### Aim of the exercise
Exactly as written, retype the listing below, omitting the pictures.

(Stored data)
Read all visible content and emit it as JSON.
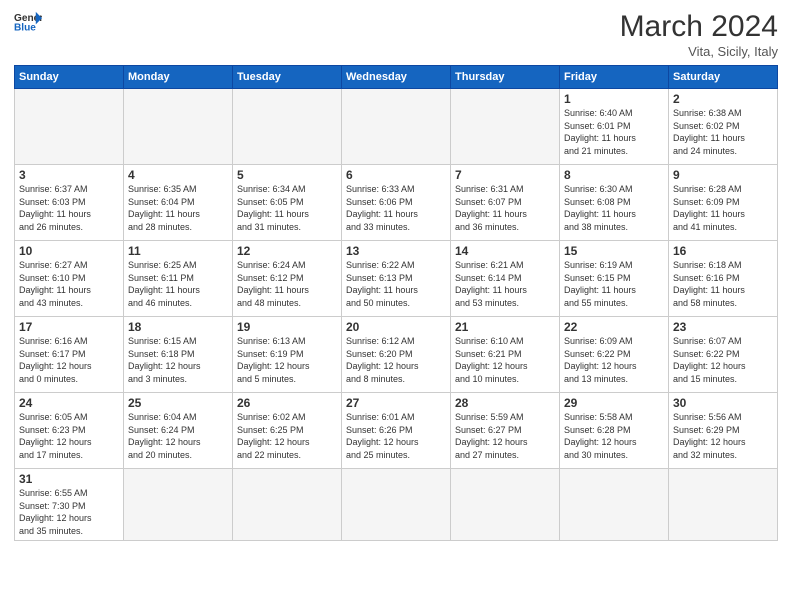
{
  "header": {
    "logo_general": "General",
    "logo_blue": "Blue",
    "month_title": "March 2024",
    "subtitle": "Vita, Sicily, Italy"
  },
  "weekdays": [
    "Sunday",
    "Monday",
    "Tuesday",
    "Wednesday",
    "Thursday",
    "Friday",
    "Saturday"
  ],
  "weeks": [
    [
      {
        "day": "",
        "info": ""
      },
      {
        "day": "",
        "info": ""
      },
      {
        "day": "",
        "info": ""
      },
      {
        "day": "",
        "info": ""
      },
      {
        "day": "",
        "info": ""
      },
      {
        "day": "1",
        "info": "Sunrise: 6:40 AM\nSunset: 6:01 PM\nDaylight: 11 hours\nand 21 minutes."
      },
      {
        "day": "2",
        "info": "Sunrise: 6:38 AM\nSunset: 6:02 PM\nDaylight: 11 hours\nand 24 minutes."
      }
    ],
    [
      {
        "day": "3",
        "info": "Sunrise: 6:37 AM\nSunset: 6:03 PM\nDaylight: 11 hours\nand 26 minutes."
      },
      {
        "day": "4",
        "info": "Sunrise: 6:35 AM\nSunset: 6:04 PM\nDaylight: 11 hours\nand 28 minutes."
      },
      {
        "day": "5",
        "info": "Sunrise: 6:34 AM\nSunset: 6:05 PM\nDaylight: 11 hours\nand 31 minutes."
      },
      {
        "day": "6",
        "info": "Sunrise: 6:33 AM\nSunset: 6:06 PM\nDaylight: 11 hours\nand 33 minutes."
      },
      {
        "day": "7",
        "info": "Sunrise: 6:31 AM\nSunset: 6:07 PM\nDaylight: 11 hours\nand 36 minutes."
      },
      {
        "day": "8",
        "info": "Sunrise: 6:30 AM\nSunset: 6:08 PM\nDaylight: 11 hours\nand 38 minutes."
      },
      {
        "day": "9",
        "info": "Sunrise: 6:28 AM\nSunset: 6:09 PM\nDaylight: 11 hours\nand 41 minutes."
      }
    ],
    [
      {
        "day": "10",
        "info": "Sunrise: 6:27 AM\nSunset: 6:10 PM\nDaylight: 11 hours\nand 43 minutes."
      },
      {
        "day": "11",
        "info": "Sunrise: 6:25 AM\nSunset: 6:11 PM\nDaylight: 11 hours\nand 46 minutes."
      },
      {
        "day": "12",
        "info": "Sunrise: 6:24 AM\nSunset: 6:12 PM\nDaylight: 11 hours\nand 48 minutes."
      },
      {
        "day": "13",
        "info": "Sunrise: 6:22 AM\nSunset: 6:13 PM\nDaylight: 11 hours\nand 50 minutes."
      },
      {
        "day": "14",
        "info": "Sunrise: 6:21 AM\nSunset: 6:14 PM\nDaylight: 11 hours\nand 53 minutes."
      },
      {
        "day": "15",
        "info": "Sunrise: 6:19 AM\nSunset: 6:15 PM\nDaylight: 11 hours\nand 55 minutes."
      },
      {
        "day": "16",
        "info": "Sunrise: 6:18 AM\nSunset: 6:16 PM\nDaylight: 11 hours\nand 58 minutes."
      }
    ],
    [
      {
        "day": "17",
        "info": "Sunrise: 6:16 AM\nSunset: 6:17 PM\nDaylight: 12 hours\nand 0 minutes."
      },
      {
        "day": "18",
        "info": "Sunrise: 6:15 AM\nSunset: 6:18 PM\nDaylight: 12 hours\nand 3 minutes."
      },
      {
        "day": "19",
        "info": "Sunrise: 6:13 AM\nSunset: 6:19 PM\nDaylight: 12 hours\nand 5 minutes."
      },
      {
        "day": "20",
        "info": "Sunrise: 6:12 AM\nSunset: 6:20 PM\nDaylight: 12 hours\nand 8 minutes."
      },
      {
        "day": "21",
        "info": "Sunrise: 6:10 AM\nSunset: 6:21 PM\nDaylight: 12 hours\nand 10 minutes."
      },
      {
        "day": "22",
        "info": "Sunrise: 6:09 AM\nSunset: 6:22 PM\nDaylight: 12 hours\nand 13 minutes."
      },
      {
        "day": "23",
        "info": "Sunrise: 6:07 AM\nSunset: 6:22 PM\nDaylight: 12 hours\nand 15 minutes."
      }
    ],
    [
      {
        "day": "24",
        "info": "Sunrise: 6:05 AM\nSunset: 6:23 PM\nDaylight: 12 hours\nand 17 minutes."
      },
      {
        "day": "25",
        "info": "Sunrise: 6:04 AM\nSunset: 6:24 PM\nDaylight: 12 hours\nand 20 minutes."
      },
      {
        "day": "26",
        "info": "Sunrise: 6:02 AM\nSunset: 6:25 PM\nDaylight: 12 hours\nand 22 minutes."
      },
      {
        "day": "27",
        "info": "Sunrise: 6:01 AM\nSunset: 6:26 PM\nDaylight: 12 hours\nand 25 minutes."
      },
      {
        "day": "28",
        "info": "Sunrise: 5:59 AM\nSunset: 6:27 PM\nDaylight: 12 hours\nand 27 minutes."
      },
      {
        "day": "29",
        "info": "Sunrise: 5:58 AM\nSunset: 6:28 PM\nDaylight: 12 hours\nand 30 minutes."
      },
      {
        "day": "30",
        "info": "Sunrise: 5:56 AM\nSunset: 6:29 PM\nDaylight: 12 hours\nand 32 minutes."
      }
    ],
    [
      {
        "day": "31",
        "info": "Sunrise: 6:55 AM\nSunset: 7:30 PM\nDaylight: 12 hours\nand 35 minutes."
      },
      {
        "day": "",
        "info": ""
      },
      {
        "day": "",
        "info": ""
      },
      {
        "day": "",
        "info": ""
      },
      {
        "day": "",
        "info": ""
      },
      {
        "day": "",
        "info": ""
      },
      {
        "day": "",
        "info": ""
      }
    ]
  ]
}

### Finished answer
Read all visible content and emit it as JSON.
{
  "header": {
    "logo_general": "General",
    "logo_blue": "Blue",
    "month_title": "March 2024",
    "subtitle": "Vita, Sicily, Italy"
  },
  "weekdays": [
    "Sunday",
    "Monday",
    "Tuesday",
    "Wednesday",
    "Thursday",
    "Friday",
    "Saturday"
  ],
  "weeks": [
    [
      {
        "day": "",
        "info": ""
      },
      {
        "day": "",
        "info": ""
      },
      {
        "day": "",
        "info": ""
      },
      {
        "day": "",
        "info": ""
      },
      {
        "day": "",
        "info": ""
      },
      {
        "day": "1",
        "info": "Sunrise: 6:40 AM\nSunset: 6:01 PM\nDaylight: 11 hours\nand 21 minutes."
      },
      {
        "day": "2",
        "info": "Sunrise: 6:38 AM\nSunset: 6:02 PM\nDaylight: 11 hours\nand 24 minutes."
      }
    ],
    [
      {
        "day": "3",
        "info": "Sunrise: 6:37 AM\nSunset: 6:03 PM\nDaylight: 11 hours\nand 26 minutes."
      },
      {
        "day": "4",
        "info": "Sunrise: 6:35 AM\nSunset: 6:04 PM\nDaylight: 11 hours\nand 28 minutes."
      },
      {
        "day": "5",
        "info": "Sunrise: 6:34 AM\nSunset: 6:05 PM\nDaylight: 11 hours\nand 31 minutes."
      },
      {
        "day": "6",
        "info": "Sunrise: 6:33 AM\nSunset: 6:06 PM\nDaylight: 11 hours\nand 33 minutes."
      },
      {
        "day": "7",
        "info": "Sunrise: 6:31 AM\nSunset: 6:07 PM\nDaylight: 11 hours\nand 36 minutes."
      },
      {
        "day": "8",
        "info": "Sunrise: 6:30 AM\nSunset: 6:08 PM\nDaylight: 11 hours\nand 38 minutes."
      },
      {
        "day": "9",
        "info": "Sunrise: 6:28 AM\nSunset: 6:09 PM\nDaylight: 11 hours\nand 41 minutes."
      }
    ],
    [
      {
        "day": "10",
        "info": "Sunrise: 6:27 AM\nSunset: 6:10 PM\nDaylight: 11 hours\nand 43 minutes."
      },
      {
        "day": "11",
        "info": "Sunrise: 6:25 AM\nSunset: 6:11 PM\nDaylight: 11 hours\nand 46 minutes."
      },
      {
        "day": "12",
        "info": "Sunrise: 6:24 AM\nSunset: 6:12 PM\nDaylight: 11 hours\nand 48 minutes."
      },
      {
        "day": "13",
        "info": "Sunrise: 6:22 AM\nSunset: 6:13 PM\nDaylight: 11 hours\nand 50 minutes."
      },
      {
        "day": "14",
        "info": "Sunrise: 6:21 AM\nSunset: 6:14 PM\nDaylight: 11 hours\nand 53 minutes."
      },
      {
        "day": "15",
        "info": "Sunrise: 6:19 AM\nSunset: 6:15 PM\nDaylight: 11 hours\nand 55 minutes."
      },
      {
        "day": "16",
        "info": "Sunrise: 6:18 AM\nSunset: 6:16 PM\nDaylight: 11 hours\nand 58 minutes."
      }
    ],
    [
      {
        "day": "17",
        "info": "Sunrise: 6:16 AM\nSunset: 6:17 PM\nDaylight: 12 hours\nand 0 minutes."
      },
      {
        "day": "18",
        "info": "Sunrise: 6:15 AM\nSunset: 6:18 PM\nDaylight: 12 hours\nand 3 minutes."
      },
      {
        "day": "19",
        "info": "Sunrise: 6:13 AM\nSunset: 6:19 PM\nDaylight: 12 hours\nand 5 minutes."
      },
      {
        "day": "20",
        "info": "Sunrise: 6:12 AM\nSunset: 6:20 PM\nDaylight: 12 hours\nand 8 minutes."
      },
      {
        "day": "21",
        "info": "Sunrise: 6:10 AM\nSunset: 6:21 PM\nDaylight: 12 hours\nand 10 minutes."
      },
      {
        "day": "22",
        "info": "Sunrise: 6:09 AM\nSunset: 6:22 PM\nDaylight: 12 hours\nand 13 minutes."
      },
      {
        "day": "23",
        "info": "Sunrise: 6:07 AM\nSunset: 6:22 PM\nDaylight: 12 hours\nand 15 minutes."
      }
    ],
    [
      {
        "day": "24",
        "info": "Sunrise: 6:05 AM\nSunset: 6:23 PM\nDaylight: 12 hours\nand 17 minutes."
      },
      {
        "day": "25",
        "info": "Sunrise: 6:04 AM\nSunset: 6:24 PM\nDaylight: 12 hours\nand 20 minutes."
      },
      {
        "day": "26",
        "info": "Sunrise: 6:02 AM\nSunset: 6:25 PM\nDaylight: 12 hours\nand 22 minutes."
      },
      {
        "day": "27",
        "info": "Sunrise: 6:01 AM\nSunset: 6:26 PM\nDaylight: 12 hours\nand 25 minutes."
      },
      {
        "day": "28",
        "info": "Sunrise: 5:59 AM\nSunset: 6:27 PM\nDaylight: 12 hours\nand 27 minutes."
      },
      {
        "day": "29",
        "info": "Sunrise: 5:58 AM\nSunset: 6:28 PM\nDaylight: 12 hours\nand 30 minutes."
      },
      {
        "day": "30",
        "info": "Sunrise: 5:56 AM\nSunset: 6:29 PM\nDaylight: 12 hours\nand 32 minutes."
      }
    ],
    [
      {
        "day": "31",
        "info": "Sunrise: 6:55 AM\nSunset: 7:30 PM\nDaylight: 12 hours\nand 35 minutes."
      },
      {
        "day": "",
        "info": ""
      },
      {
        "day": "",
        "info": ""
      },
      {
        "day": "",
        "info": ""
      },
      {
        "day": "",
        "info": ""
      },
      {
        "day": "",
        "info": ""
      },
      {
        "day": "",
        "info": ""
      }
    ]
  ]
}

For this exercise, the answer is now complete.